#### Exercise instructions
Select and copy every line of the data that contains the word "HISTORY", matching case exactly.

#### Given information
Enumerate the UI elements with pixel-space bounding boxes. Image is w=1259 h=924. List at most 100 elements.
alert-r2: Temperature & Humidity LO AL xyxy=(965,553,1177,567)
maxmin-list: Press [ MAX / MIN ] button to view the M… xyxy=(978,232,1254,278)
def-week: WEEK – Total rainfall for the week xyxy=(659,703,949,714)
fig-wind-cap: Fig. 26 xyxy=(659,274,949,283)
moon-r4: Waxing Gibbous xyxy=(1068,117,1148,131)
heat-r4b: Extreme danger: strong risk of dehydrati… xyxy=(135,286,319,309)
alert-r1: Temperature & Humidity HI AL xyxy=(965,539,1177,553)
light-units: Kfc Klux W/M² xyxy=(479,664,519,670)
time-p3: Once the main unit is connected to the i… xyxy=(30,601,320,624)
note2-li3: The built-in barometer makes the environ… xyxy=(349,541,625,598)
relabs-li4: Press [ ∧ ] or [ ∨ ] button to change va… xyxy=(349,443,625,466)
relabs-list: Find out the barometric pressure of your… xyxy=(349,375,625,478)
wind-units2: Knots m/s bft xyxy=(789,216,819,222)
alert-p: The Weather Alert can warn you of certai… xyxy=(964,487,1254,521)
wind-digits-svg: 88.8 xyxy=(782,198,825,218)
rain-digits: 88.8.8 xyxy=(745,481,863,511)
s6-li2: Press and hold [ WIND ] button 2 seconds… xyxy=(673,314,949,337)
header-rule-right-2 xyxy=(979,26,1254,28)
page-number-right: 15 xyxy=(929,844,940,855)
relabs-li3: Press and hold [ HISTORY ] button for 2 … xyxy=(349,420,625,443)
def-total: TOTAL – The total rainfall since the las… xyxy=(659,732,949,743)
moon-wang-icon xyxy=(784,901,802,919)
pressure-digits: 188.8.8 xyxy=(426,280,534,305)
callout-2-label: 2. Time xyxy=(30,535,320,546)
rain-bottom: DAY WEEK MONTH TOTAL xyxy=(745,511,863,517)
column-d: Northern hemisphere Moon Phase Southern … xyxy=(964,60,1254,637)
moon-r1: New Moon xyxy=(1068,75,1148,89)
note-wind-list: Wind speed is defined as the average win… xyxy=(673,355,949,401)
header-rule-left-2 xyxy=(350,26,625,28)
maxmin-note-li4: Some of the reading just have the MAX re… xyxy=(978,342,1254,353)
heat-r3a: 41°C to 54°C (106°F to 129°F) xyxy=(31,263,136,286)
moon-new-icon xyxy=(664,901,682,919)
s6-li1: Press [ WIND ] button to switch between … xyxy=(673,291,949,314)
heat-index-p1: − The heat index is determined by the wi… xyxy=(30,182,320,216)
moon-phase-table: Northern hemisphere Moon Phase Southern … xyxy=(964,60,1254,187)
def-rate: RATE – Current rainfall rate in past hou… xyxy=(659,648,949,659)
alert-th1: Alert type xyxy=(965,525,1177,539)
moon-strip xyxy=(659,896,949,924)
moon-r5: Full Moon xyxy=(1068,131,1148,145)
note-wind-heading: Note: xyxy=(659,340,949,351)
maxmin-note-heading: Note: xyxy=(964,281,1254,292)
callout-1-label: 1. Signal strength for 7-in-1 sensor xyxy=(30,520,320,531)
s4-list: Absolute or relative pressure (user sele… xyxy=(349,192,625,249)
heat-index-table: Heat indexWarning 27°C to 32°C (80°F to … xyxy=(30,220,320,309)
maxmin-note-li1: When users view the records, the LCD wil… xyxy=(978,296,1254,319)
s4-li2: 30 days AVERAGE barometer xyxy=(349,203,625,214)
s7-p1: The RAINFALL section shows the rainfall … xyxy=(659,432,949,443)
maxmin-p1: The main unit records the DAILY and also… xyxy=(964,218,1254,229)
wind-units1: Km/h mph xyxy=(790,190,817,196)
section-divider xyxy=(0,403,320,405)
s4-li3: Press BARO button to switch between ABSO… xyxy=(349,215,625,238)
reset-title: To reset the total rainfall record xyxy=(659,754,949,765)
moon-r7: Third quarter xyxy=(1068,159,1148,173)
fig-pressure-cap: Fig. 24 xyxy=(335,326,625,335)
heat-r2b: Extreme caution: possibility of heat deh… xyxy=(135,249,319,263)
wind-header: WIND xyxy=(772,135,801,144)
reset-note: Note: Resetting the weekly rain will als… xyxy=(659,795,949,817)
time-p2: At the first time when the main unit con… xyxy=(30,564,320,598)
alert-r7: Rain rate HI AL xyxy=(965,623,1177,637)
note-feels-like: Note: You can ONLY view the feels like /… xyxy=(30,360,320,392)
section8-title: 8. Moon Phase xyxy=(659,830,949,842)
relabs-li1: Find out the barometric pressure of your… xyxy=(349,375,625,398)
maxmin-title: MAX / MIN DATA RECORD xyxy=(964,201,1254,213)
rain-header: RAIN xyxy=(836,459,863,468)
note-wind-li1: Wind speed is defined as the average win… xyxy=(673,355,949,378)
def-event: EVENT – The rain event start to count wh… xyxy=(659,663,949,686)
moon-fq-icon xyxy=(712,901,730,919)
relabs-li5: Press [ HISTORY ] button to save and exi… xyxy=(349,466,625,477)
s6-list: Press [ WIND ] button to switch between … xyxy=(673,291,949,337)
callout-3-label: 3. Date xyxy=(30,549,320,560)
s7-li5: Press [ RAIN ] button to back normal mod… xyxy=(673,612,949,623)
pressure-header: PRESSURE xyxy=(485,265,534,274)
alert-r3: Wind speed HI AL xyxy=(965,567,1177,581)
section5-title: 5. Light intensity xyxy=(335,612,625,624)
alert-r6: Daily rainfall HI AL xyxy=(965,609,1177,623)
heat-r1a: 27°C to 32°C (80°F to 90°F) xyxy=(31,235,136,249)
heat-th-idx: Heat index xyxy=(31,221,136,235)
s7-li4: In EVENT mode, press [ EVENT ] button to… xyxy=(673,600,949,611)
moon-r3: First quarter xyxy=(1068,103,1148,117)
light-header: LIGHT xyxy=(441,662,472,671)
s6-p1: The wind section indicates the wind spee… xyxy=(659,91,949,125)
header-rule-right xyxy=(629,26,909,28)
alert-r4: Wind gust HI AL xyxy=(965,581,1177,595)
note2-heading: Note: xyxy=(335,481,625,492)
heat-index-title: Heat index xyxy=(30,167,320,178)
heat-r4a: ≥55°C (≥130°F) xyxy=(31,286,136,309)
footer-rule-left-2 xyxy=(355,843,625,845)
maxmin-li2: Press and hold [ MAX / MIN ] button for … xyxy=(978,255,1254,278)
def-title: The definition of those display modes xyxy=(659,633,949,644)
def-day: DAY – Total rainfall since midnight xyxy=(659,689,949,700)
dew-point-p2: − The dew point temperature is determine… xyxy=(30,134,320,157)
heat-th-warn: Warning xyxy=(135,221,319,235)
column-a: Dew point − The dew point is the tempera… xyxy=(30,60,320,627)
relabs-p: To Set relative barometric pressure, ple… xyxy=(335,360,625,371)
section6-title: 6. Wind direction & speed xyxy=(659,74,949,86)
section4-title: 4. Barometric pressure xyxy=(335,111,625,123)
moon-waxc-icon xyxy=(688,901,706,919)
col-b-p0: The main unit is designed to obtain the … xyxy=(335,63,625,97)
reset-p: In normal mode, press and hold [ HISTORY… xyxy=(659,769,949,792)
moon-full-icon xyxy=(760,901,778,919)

#### Completed task
relabs-li3: Press and hold [ HISTORY ] button for 2 … xyxy=(349,420,625,443)
relabs-li5: Press [ HISTORY ] button to save and exi… xyxy=(349,466,625,477)
reset-p: In normal mode, press and hold [ HISTORY… xyxy=(659,769,949,792)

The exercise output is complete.